== Objective ==
Pick out every line holding the string "HEALTHCARE" and copy it.

[Listed entries start]

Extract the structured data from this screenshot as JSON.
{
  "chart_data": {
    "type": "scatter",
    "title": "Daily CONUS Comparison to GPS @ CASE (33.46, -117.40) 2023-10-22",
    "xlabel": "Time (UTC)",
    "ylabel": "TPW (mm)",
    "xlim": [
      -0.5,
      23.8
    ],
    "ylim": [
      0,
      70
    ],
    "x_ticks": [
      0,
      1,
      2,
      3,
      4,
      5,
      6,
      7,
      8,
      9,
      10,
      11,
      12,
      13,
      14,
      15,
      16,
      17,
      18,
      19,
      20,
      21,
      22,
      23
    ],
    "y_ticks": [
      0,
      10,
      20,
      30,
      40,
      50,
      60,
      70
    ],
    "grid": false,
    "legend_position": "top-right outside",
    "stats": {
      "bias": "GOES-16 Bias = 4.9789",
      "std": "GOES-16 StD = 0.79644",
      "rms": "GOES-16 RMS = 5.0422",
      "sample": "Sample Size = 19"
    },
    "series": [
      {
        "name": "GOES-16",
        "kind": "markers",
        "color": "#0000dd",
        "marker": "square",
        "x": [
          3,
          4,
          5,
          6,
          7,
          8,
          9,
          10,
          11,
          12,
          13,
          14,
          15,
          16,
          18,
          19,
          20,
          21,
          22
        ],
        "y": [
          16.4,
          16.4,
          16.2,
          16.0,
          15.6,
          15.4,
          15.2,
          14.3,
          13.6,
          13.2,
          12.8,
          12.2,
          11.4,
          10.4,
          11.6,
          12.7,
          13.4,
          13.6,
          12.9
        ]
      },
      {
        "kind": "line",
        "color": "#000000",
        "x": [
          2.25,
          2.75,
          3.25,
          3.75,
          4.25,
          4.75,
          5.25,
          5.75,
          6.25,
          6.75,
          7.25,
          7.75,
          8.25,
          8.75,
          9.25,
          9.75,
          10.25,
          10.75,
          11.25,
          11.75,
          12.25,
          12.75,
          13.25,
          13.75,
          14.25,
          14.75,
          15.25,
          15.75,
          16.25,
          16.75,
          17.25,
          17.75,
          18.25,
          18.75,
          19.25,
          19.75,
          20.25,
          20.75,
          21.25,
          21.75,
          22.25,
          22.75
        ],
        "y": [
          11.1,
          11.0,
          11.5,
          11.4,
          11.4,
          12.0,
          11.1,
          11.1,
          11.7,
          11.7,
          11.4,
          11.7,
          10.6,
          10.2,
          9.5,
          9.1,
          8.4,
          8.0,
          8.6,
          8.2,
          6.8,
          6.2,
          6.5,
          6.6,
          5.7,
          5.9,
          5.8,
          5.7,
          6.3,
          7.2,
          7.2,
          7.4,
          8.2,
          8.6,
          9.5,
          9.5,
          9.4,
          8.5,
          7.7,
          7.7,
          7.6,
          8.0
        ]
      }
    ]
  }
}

[Listed entries end]
[Listed entries start]

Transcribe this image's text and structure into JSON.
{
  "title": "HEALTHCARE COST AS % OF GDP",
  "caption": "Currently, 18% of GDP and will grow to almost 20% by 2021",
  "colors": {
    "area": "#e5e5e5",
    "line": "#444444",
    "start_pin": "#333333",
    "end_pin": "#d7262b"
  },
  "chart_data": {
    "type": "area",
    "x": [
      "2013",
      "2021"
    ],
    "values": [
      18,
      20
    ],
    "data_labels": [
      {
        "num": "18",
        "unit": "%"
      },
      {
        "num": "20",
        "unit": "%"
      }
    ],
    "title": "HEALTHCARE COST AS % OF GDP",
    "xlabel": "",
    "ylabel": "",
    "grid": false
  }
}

[Listed entries end]

== Solution for this exercise ==
  "title": "HEALTHCARE COST AS % OF GDP",
    "title": "HEALTHCARE COST AS % OF GDP",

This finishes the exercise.